» STATED EXERCISE: Show all lines from the listing below that contain "this".

(Collection entries)
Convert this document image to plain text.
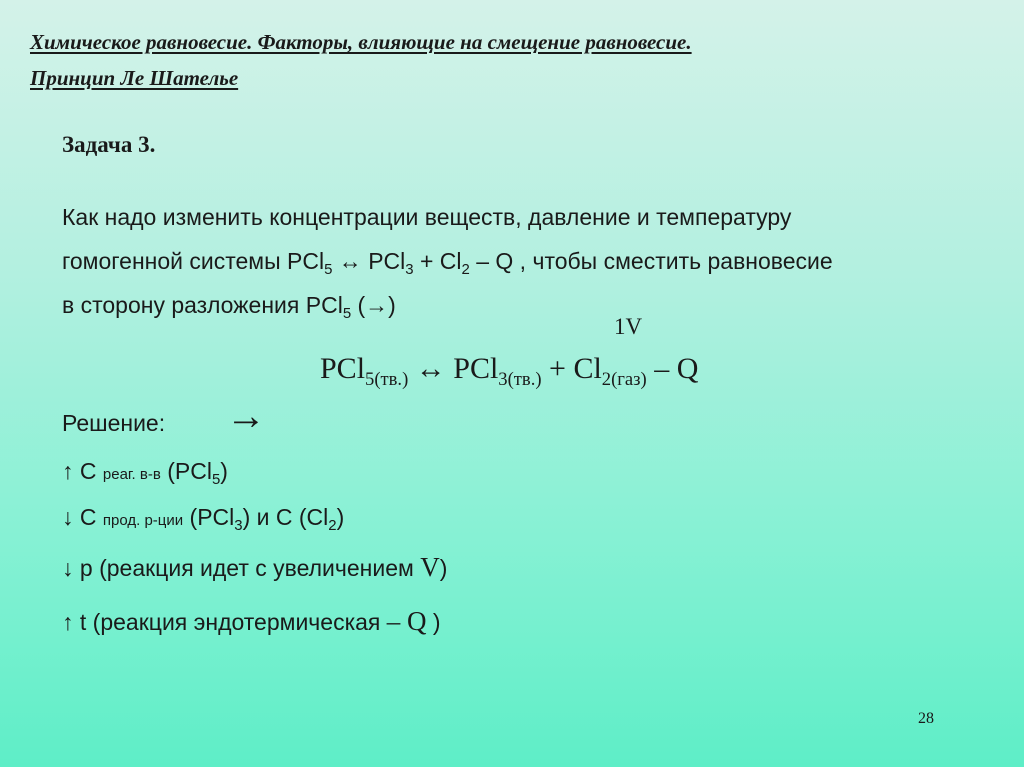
Химическое равновесие. Факторы, влияющие на смещение равновесие.
Принцип Ле Шателье
Задача 3.
Как надо изменить концентрации веществ, давление и температуру
гомогенной системы PCl$_5$ ↔ $PCl_3 + Cl_2 - Q$ , чтобы сместить равновесие
в сторону разложения PCl$_5$ (→)
1V
PCl$_{5(тв.)}$ ↔ $PCl_{3(тв.)} + Cl_{2(газ)} - Q$
Решение: →
↑ С реаг. в-в (PCl$_5$)
↓ С прод. р-ции (PCl$_3$) и С $(Cl_2)$
↓ р (реакция идет с увеличением V)
↑ t (реакция эндотермическая – Q )
28
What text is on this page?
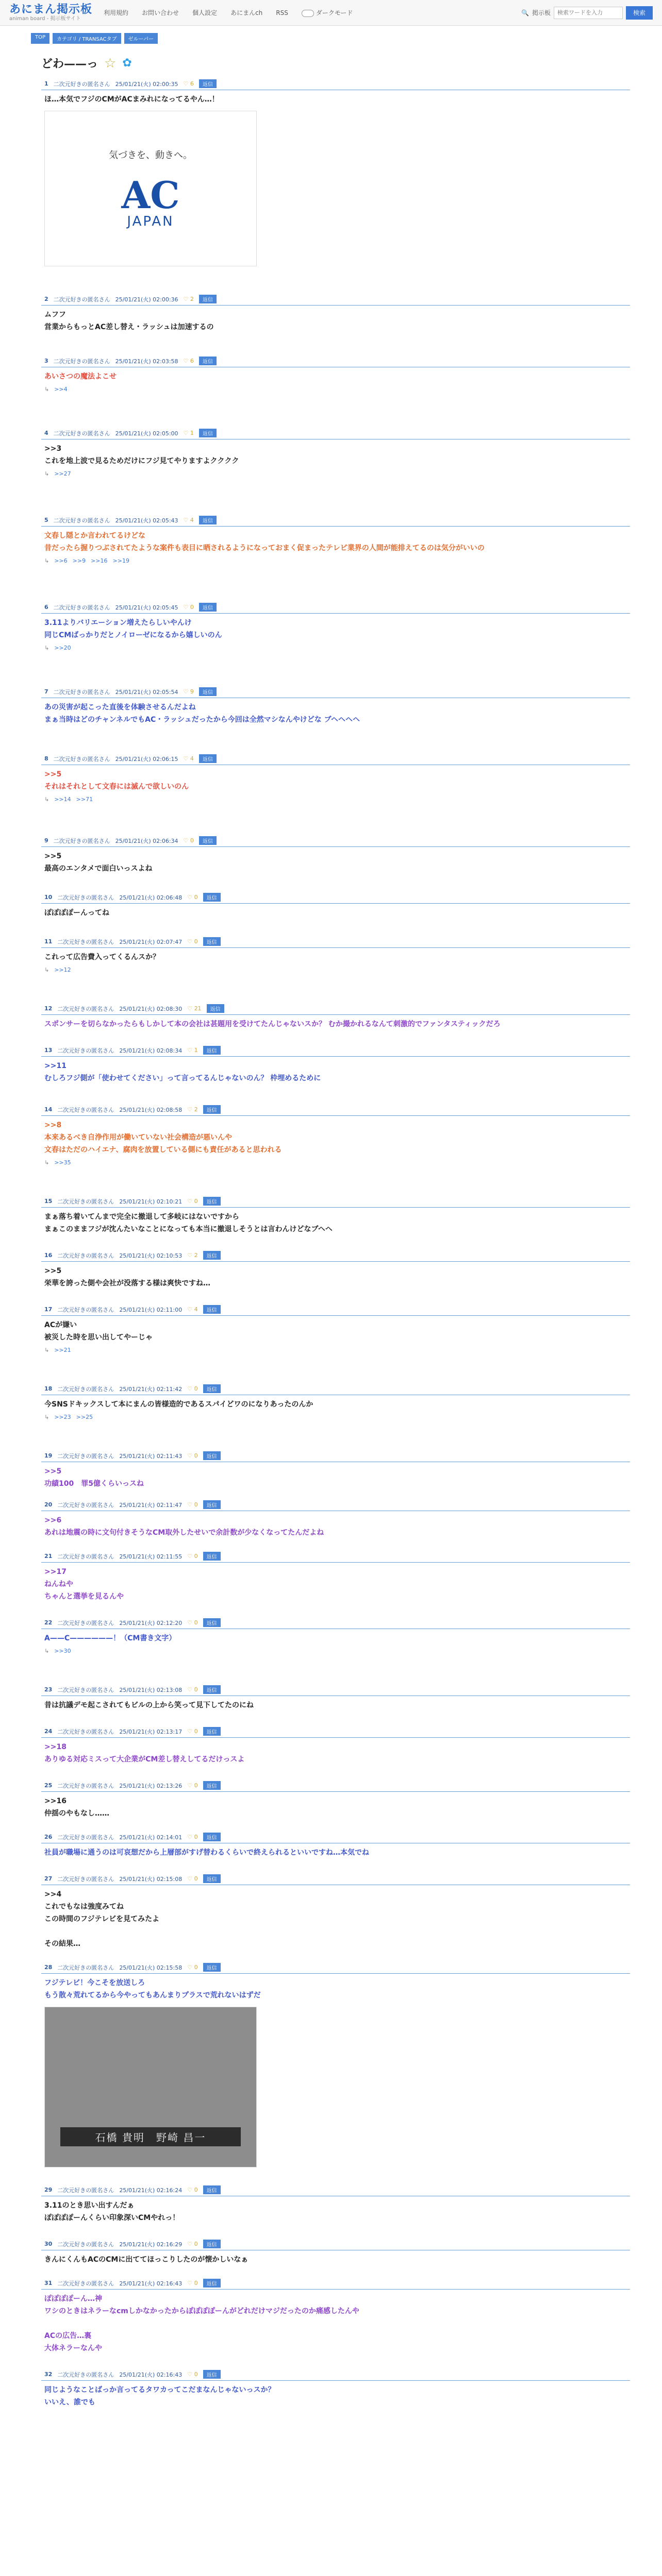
あにまん掲示板
animan board - 掲示板サイト
利用規約 お問い合わせ 個人設定 あにまんch RSS	ダークモード	🔍 掲示板
検索ワードを入力	検索
TOP	カテゴリ / TRANSACタブ	ゼルーパー
どわ——っ ☆ ✿
1 二次元好きの匿名さん 25/01/21(火) 02:00:35 ♡ 6	返信
ほ…本気でフジのCMがACまみれになってるやん…！
気づきを、動きへ。
AC
JAPAN
2 二次元好きの匿名さん 25/01/21(火) 02:00:36 ♡ 2	返信
ムフフ
営業からもっとAC差し替え・ラッシュは加速するの
3 二次元好きの匿名さん 25/01/21(火) 02:03:58 ♡ 6	返信
あいさつの魔法よこせ
↳ >>4
4 二次元好きの匿名さん 25/01/21(火) 02:05:00 ♡ 1	返信
>>3
これを地上波で見るためだけにフジ見てやりますよクククク
↳ >>27
5 二次元好きの匿名さん 25/01/21(火) 02:05:43 ♡ 4	返信
文春し隠とか言われてるけどな
昔だったら握りつぶされてたような案件も表目に晒されるようになっておまく促まったテレビ業界の人間が能排えてるのは気分がいいの
↳ >>6 >>9 >>16 >>19
6 二次元好きの匿名さん 25/01/21(火) 02:05:45 ♡ 0	返信
3.11よりバリエーション増えたらしいやんけ
同じCMばっかりだとノイローゼになるから嬉しいのん
↳ >>20
7 二次元好きの匿名さん 25/01/21(火) 02:05:54 ♡ 9	返信
あの災害が起こった直後を体験させるんだよね
まぁ当時はどのチャンネルでもAC・ラッシュだったから今回は全然マシなんやけどな ブヘヘヘヘ
8 二次元好きの匿名さん 25/01/21(火) 02:06:15 ♡ 4	返信
>>5
それはそれとして文春には滅んで欲しいのん
↳ >>14 >>71
9 二次元好きの匿名さん 25/01/21(火) 02:06:34 ♡ 0	返信
>>5
最高のエンタメで面白いっスよね
10 二次元好きの匿名さん 25/01/21(火) 02:06:48 ♡ 0	返信
ぽぽぽぽーんってね
11 二次元好きの匿名さん 25/01/21(火) 02:07:47 ♡ 0	返信
これって広告費入ってくるんスか？
↳ >>12
12 二次元好きの匿名さん 25/01/21(火) 02:08:30 ♡ 21	返信
スポンサーを切らなかったらもしかして本の会社は甚題用を受けてたんじゃないスか？ むか撮かれるなんて刺激的でファンタスティックだろ
13 二次元好きの匿名さん 25/01/21(火) 02:08:34 ♡ 1	返信
>>11
むしろフジ側が「使わせてください」って言ってるんじゃないのん？ 枠埋めるために
14 二次元好きの匿名さん 25/01/21(火) 02:08:58 ♡ 2	返信
>>8
本来あるべき自浄作用が働いていない社会構造が悪いんや
文春はただのハイエナ、腐肉を放置している側にも責任があると思われる
↳ >>35
15 二次元好きの匿名さん 25/01/21(火) 02:10:21 ♡ 0	返信
まぁ落ち着いてんまで完全に撤退して多岐にはないですから
まぁこのままフジが沈んたいなことになっても本当に撤退しそうとは言わんけどなブヘヘ
16 二次元好きの匿名さん 25/01/21(火) 02:10:53 ♡ 2	返信
>>5
栄華を誇った側や会社が没落する様は爽快ですね…
17 二次元好きの匿名さん 25/01/21(火) 02:11:00 ♡ 4	返信
ACが嫌い
被災した時を思い出してやーじゃ
↳ >>21
18 二次元好きの匿名さん 25/01/21(火) 02:11:42 ♡ 0	返信
今SNSドキックスして本にまんの皆様造的であるスパイどワのになりあったのんか
↳ >>23 >>25
19 二次元好きの匿名さん 25/01/21(火) 02:11:43 ♡ 0	返信
>>5
功績100　罪5億くらいっスね
20 二次元好きの匿名さん 25/01/21(火) 02:11:47 ♡ 0	返信
>>6
あれは地震の時に文句付きそうなCM取外したせいで余計数が少なくなってたんだよね
21 二次元好きの匿名さん 25/01/21(火) 02:11:55 ♡ 0	返信
>>17
ねんねや
ちゃんと選挙を見るんや
22 二次元好きの匿名さん 25/01/21(火) 02:12:20 ♡ 0	返信
A——C——————！（CM書き文字）
↳ >>30
23 二次元好きの匿名さん 25/01/21(火) 02:13:08 ♡ 0	返信
昔は抗議デモ起こされてもビルの上から笑って見下してたのにね
24 二次元好きの匿名さん 25/01/21(火) 02:13:17 ♡ 0	返信
>>18
ありゆる対応ミスって大企業がCM差し替えしてるだけっスよ
25 二次元好きの匿名さん 25/01/21(火) 02:13:26 ♡ 0	返信
>>16
仲揺のやもなし……
26 二次元好きの匿名さん 25/01/21(火) 02:14:01 ♡ 0	返信
社員が職場に通うのは可哀想だから上層部がすげ替わるくらいで終えられるといいですね…本気でね
27 二次元好きの匿名さん 25/01/21(火) 02:15:08 ♡ 0	返信
>>4
これでもなは強度みてね
この時間のフジテレビを見てみたよ

その結果…
28 二次元好きの匿名さん 25/01/21(火) 02:15:58 ♡ 0	返信
フジテレビ！今こそを放送しろ
もう散々荒れてるから今やってもあんまりプラスで荒れないはずだ
石橋 貴明　野崎 昌一
29 二次元好きの匿名さん 25/01/21(火) 02:16:24 ♡ 0	返信
3.11のとき思い出すんだぁ
ぽぽぽぽーんくらい印象深いCMやれっ！
30 二次元好きの匿名さん 25/01/21(火) 02:16:29 ♡ 0	返信
きんにくんもACのCMに出ててほっこりしたのが懐かしいなぁ
31 二次元好きの匿名さん 25/01/21(火) 02:16:43 ♡ 0	返信
ぽぽぽぽーん…神
ワシのときはネラーなcmしかなかったからぽぽぽぽーんがどれだけマジだったのか痛感したんや

ACの広告…裏
大体ネラーなんや
32 二次元好きの匿名さん 25/01/21(火) 02:16:43 ♡ 0	返信
同じようなことばっか言ってるタワカってこだまなんじゃないっスか？
いいえ、誰でも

» SOLVED EXERCISE:
Convert this document image to plain text.
What text is on this page?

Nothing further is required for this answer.